Set exercise ▸
State only the number of lines that contain the string "installment".

Exercise input ▸
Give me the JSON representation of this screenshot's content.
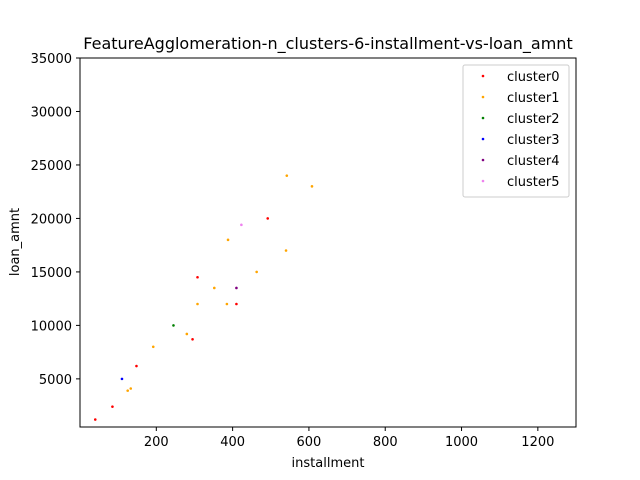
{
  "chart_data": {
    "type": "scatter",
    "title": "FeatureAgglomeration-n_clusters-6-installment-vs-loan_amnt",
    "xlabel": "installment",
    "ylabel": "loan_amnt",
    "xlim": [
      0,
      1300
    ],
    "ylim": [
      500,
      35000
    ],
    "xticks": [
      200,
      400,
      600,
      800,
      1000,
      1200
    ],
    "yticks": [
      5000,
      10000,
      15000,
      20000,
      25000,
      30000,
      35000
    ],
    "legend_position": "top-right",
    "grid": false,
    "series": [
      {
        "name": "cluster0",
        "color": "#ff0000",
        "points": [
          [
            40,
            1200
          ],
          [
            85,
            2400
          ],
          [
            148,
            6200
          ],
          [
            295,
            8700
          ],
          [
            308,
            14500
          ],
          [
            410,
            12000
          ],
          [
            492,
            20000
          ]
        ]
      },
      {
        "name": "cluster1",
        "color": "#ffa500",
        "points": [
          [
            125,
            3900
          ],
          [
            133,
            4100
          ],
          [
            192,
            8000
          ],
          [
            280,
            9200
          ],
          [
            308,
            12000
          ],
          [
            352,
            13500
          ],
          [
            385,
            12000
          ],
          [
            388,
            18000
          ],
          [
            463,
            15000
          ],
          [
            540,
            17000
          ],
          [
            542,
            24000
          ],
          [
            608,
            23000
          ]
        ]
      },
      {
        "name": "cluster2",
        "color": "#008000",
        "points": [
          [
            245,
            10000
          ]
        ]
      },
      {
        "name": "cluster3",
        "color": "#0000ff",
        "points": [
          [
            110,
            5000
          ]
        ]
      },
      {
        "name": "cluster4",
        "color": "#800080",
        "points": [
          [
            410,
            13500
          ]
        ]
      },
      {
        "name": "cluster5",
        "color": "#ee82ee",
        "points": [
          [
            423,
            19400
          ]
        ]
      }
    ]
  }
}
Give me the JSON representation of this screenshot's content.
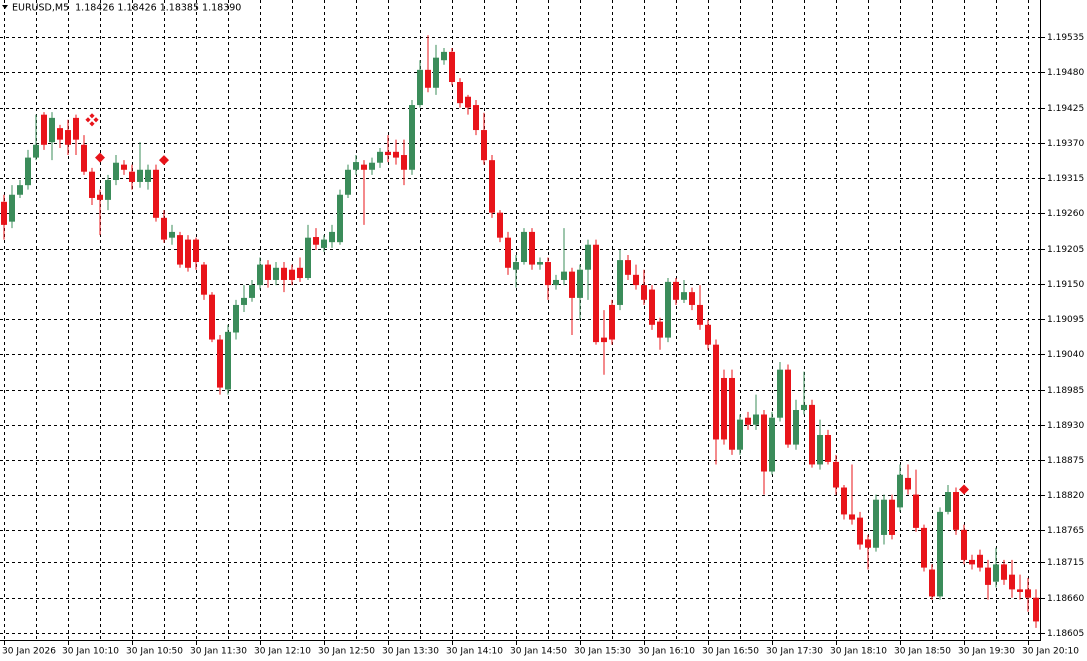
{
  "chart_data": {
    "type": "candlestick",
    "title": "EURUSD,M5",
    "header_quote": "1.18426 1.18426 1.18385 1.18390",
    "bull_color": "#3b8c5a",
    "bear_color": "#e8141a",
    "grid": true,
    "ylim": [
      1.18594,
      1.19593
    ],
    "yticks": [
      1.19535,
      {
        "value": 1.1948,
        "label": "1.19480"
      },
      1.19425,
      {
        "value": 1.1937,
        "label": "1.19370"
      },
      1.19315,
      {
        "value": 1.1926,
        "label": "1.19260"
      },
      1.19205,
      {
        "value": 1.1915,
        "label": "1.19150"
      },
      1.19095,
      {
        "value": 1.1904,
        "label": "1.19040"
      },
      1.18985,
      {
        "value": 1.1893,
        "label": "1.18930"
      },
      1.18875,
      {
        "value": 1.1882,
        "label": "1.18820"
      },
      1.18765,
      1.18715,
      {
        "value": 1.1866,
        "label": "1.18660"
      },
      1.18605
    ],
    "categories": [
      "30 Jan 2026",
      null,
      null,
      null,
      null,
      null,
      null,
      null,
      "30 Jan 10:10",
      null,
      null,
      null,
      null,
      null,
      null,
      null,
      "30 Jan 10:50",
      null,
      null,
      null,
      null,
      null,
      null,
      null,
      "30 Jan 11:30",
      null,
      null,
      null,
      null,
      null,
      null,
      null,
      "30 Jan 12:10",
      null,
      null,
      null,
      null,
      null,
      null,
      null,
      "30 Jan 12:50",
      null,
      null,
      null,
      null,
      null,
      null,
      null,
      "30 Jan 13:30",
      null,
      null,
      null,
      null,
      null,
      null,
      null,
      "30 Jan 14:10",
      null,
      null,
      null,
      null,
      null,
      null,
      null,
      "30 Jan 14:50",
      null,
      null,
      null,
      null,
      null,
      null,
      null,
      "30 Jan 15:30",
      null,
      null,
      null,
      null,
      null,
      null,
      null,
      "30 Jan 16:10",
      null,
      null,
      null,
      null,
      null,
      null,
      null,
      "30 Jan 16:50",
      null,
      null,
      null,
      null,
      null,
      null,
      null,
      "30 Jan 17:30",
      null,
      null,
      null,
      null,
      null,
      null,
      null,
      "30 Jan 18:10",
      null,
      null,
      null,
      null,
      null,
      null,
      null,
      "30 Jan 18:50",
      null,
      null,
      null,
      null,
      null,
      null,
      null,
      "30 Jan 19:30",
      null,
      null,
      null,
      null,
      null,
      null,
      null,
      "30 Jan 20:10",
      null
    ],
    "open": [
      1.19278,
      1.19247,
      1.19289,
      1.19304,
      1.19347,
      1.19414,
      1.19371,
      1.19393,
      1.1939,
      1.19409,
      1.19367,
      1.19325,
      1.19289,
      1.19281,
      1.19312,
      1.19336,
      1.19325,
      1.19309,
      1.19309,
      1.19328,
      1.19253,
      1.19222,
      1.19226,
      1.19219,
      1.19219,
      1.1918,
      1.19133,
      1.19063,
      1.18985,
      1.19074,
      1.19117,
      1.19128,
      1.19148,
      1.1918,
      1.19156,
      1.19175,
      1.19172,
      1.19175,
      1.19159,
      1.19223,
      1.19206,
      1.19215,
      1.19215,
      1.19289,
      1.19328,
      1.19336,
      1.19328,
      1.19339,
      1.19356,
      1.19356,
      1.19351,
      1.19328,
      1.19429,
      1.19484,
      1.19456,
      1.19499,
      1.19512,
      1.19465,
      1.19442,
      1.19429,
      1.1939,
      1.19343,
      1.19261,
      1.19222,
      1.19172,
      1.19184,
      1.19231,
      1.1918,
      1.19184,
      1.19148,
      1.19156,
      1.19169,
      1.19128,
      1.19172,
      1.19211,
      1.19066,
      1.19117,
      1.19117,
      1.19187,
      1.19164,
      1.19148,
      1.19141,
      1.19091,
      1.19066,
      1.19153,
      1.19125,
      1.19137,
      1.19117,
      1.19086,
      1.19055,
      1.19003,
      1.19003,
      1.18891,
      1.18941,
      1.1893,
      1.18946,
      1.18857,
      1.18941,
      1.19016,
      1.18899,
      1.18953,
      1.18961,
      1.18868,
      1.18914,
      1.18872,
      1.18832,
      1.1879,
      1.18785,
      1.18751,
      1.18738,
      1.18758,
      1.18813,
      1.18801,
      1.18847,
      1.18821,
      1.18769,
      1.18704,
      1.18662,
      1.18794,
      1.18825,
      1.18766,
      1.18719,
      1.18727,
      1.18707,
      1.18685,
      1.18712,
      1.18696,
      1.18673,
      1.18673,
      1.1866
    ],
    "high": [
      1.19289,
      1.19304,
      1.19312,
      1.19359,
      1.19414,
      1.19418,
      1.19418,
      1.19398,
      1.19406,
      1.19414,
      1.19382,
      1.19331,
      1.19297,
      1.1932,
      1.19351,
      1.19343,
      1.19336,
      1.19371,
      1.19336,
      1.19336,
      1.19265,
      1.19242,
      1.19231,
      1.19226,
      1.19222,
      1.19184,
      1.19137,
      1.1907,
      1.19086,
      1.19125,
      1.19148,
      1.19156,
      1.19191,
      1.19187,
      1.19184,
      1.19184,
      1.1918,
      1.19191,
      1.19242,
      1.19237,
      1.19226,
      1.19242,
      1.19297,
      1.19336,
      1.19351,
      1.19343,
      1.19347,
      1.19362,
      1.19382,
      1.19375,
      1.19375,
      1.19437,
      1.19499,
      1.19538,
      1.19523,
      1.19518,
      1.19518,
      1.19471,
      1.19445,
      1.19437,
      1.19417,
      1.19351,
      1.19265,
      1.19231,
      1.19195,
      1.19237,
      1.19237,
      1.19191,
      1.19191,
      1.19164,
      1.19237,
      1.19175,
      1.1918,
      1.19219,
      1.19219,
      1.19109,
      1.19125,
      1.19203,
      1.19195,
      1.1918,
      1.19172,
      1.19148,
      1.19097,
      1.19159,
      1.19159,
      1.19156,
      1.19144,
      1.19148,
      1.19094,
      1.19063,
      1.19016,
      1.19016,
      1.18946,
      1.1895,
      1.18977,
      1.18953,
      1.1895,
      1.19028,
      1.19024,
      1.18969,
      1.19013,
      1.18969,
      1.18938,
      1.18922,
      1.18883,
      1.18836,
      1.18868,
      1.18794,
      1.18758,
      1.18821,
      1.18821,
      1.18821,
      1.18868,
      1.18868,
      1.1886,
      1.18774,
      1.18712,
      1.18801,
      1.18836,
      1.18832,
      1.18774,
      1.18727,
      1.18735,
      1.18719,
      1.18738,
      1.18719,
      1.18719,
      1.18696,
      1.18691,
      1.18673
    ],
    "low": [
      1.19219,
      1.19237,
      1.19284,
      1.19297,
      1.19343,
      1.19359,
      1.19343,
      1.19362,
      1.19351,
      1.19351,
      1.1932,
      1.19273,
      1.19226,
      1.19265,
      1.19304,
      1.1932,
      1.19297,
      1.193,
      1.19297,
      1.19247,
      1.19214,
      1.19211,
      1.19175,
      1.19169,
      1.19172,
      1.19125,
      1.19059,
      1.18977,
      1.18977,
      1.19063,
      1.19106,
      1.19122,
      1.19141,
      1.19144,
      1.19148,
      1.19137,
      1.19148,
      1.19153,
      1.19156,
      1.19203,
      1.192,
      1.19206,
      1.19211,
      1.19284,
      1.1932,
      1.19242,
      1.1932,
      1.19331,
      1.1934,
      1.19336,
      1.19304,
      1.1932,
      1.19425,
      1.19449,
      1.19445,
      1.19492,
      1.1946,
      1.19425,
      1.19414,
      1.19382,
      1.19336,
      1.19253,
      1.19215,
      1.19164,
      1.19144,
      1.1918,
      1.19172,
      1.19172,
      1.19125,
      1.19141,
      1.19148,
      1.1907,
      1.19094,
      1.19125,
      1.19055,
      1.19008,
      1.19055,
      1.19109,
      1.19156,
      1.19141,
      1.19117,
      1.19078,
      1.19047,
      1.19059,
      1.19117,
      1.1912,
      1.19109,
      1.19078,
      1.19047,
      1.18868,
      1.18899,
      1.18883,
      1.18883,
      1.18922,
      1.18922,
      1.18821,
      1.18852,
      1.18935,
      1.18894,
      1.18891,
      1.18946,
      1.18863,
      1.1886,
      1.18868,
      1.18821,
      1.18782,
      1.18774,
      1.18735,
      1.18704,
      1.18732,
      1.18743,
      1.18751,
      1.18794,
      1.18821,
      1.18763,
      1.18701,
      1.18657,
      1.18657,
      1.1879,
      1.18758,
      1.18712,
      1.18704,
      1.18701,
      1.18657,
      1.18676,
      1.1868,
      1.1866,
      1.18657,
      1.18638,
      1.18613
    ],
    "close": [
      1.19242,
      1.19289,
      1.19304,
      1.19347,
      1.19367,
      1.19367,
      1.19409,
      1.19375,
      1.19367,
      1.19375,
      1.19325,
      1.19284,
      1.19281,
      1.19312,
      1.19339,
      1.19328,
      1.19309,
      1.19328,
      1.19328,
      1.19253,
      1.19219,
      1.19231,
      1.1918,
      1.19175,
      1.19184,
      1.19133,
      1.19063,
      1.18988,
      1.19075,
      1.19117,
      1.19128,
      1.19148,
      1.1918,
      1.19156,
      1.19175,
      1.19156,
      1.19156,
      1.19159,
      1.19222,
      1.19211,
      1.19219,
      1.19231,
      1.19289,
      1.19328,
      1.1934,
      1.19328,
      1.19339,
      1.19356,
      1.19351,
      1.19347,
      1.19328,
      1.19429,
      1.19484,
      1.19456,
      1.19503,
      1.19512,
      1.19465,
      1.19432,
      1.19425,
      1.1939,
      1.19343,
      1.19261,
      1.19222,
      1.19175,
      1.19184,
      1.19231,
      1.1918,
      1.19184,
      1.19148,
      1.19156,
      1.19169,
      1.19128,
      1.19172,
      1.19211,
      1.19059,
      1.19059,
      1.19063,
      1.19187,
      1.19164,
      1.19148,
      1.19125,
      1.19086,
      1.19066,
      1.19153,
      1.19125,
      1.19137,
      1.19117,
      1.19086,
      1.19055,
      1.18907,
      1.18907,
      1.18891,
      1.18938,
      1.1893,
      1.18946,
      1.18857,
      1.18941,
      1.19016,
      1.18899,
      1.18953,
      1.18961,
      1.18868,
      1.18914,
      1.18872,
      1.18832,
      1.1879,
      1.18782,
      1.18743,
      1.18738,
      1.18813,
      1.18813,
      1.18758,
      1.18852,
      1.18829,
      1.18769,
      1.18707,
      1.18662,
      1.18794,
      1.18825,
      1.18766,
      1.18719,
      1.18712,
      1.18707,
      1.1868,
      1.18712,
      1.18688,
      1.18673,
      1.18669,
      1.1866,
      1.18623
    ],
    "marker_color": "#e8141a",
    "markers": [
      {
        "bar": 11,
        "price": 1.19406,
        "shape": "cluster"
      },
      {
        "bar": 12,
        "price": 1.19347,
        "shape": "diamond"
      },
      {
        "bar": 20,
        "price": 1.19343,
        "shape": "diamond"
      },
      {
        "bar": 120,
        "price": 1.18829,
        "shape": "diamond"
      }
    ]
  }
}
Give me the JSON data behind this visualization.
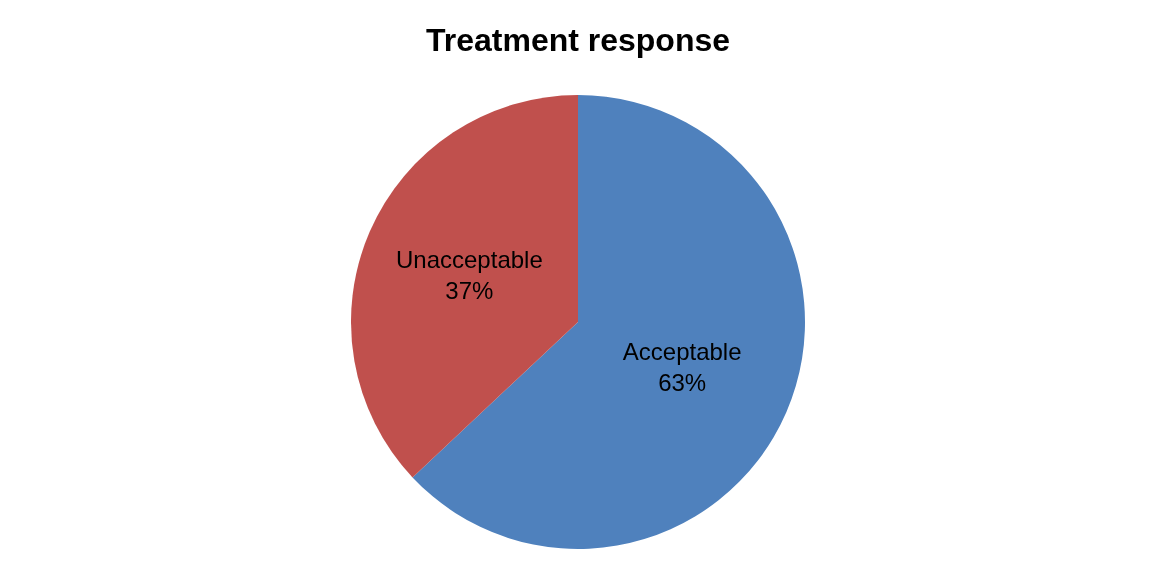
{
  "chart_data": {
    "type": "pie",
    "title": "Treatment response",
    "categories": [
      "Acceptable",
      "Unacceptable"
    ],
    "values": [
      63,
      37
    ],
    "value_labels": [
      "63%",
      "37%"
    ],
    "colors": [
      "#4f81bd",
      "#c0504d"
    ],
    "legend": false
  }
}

Response ▸
2